--- start EXCERPTED RECORDS ---

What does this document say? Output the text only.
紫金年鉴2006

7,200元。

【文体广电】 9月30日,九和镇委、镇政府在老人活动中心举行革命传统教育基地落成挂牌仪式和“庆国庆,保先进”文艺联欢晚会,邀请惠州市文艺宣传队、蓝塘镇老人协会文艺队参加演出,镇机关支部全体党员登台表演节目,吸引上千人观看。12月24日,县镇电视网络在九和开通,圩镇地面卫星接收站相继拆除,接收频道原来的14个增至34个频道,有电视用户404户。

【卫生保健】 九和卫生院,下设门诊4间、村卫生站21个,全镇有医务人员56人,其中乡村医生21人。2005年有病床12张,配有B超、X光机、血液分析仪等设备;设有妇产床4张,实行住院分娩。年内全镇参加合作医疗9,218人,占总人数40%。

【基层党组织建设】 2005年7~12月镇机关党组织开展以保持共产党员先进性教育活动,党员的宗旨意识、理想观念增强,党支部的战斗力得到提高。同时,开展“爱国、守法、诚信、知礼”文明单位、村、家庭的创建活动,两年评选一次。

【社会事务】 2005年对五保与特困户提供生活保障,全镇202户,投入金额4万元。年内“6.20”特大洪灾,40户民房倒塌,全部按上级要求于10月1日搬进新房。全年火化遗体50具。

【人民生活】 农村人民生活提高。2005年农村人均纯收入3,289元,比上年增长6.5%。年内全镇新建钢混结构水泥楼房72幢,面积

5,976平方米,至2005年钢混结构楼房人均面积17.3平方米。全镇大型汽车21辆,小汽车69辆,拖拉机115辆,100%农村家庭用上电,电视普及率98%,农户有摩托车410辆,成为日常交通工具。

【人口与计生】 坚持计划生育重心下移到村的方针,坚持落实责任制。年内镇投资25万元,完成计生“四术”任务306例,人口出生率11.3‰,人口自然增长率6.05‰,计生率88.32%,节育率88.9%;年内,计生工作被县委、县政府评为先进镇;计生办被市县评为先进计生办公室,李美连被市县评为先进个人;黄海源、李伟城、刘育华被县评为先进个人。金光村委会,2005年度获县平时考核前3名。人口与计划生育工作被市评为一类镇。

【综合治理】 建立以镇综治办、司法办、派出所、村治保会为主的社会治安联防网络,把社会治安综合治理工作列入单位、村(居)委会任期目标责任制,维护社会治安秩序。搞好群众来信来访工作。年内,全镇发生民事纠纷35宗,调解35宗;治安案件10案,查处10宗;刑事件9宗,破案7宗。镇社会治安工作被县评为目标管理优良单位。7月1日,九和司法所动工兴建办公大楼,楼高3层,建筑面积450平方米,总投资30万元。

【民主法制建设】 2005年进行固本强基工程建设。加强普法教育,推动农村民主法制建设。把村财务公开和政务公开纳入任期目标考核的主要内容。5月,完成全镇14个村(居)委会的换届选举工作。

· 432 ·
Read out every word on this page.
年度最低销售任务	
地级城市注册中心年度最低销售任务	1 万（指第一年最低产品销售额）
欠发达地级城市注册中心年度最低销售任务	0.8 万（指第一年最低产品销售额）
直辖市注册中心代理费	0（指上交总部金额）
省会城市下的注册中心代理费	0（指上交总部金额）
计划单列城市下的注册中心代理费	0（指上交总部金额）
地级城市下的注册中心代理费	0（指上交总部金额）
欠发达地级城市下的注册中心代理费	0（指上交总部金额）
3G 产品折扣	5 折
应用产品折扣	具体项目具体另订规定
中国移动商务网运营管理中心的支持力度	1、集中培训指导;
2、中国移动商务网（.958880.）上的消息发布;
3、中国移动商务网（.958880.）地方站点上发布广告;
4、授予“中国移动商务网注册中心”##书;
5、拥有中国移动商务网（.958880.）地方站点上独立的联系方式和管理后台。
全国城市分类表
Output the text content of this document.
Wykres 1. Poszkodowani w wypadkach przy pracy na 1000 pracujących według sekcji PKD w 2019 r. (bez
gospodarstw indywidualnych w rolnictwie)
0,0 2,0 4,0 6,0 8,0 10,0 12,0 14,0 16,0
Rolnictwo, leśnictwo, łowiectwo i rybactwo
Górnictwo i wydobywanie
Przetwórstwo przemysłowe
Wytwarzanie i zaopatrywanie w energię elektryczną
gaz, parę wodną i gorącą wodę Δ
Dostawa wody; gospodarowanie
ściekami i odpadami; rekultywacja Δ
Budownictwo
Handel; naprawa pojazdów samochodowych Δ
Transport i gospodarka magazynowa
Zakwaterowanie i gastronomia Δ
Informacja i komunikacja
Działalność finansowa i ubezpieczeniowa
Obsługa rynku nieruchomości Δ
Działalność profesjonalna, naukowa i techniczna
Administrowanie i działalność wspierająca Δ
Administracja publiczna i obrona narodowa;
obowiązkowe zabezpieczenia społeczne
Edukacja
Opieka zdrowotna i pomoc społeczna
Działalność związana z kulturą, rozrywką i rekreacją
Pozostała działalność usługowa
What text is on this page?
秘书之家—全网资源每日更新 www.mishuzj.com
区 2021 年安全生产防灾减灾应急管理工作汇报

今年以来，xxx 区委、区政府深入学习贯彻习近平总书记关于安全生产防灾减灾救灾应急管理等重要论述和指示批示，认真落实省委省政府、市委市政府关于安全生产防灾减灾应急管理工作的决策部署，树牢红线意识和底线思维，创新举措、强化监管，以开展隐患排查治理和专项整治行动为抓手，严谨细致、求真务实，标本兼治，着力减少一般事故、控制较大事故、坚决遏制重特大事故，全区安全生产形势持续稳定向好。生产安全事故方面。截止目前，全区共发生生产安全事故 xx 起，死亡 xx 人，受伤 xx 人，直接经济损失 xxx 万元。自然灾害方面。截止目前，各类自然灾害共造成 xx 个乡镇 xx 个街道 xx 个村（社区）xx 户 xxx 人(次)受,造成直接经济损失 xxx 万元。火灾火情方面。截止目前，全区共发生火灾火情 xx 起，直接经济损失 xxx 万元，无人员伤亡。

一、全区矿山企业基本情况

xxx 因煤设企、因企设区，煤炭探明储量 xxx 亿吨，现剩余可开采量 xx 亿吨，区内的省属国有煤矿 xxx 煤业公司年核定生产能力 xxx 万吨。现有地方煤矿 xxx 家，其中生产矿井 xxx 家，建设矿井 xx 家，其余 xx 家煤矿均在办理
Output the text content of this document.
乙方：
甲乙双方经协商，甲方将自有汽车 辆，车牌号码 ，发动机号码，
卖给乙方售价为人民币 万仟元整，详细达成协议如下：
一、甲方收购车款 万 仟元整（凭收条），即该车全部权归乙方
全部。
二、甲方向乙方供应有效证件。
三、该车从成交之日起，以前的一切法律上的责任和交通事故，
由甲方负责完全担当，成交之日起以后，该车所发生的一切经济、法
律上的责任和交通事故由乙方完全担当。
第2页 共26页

--- end EXCERPTED RECORDS ---

WHAT IS NEEDED ->
Reply with one number only, the count of lines above that hold the string "text".

EXERCISE RESPONSE ->
4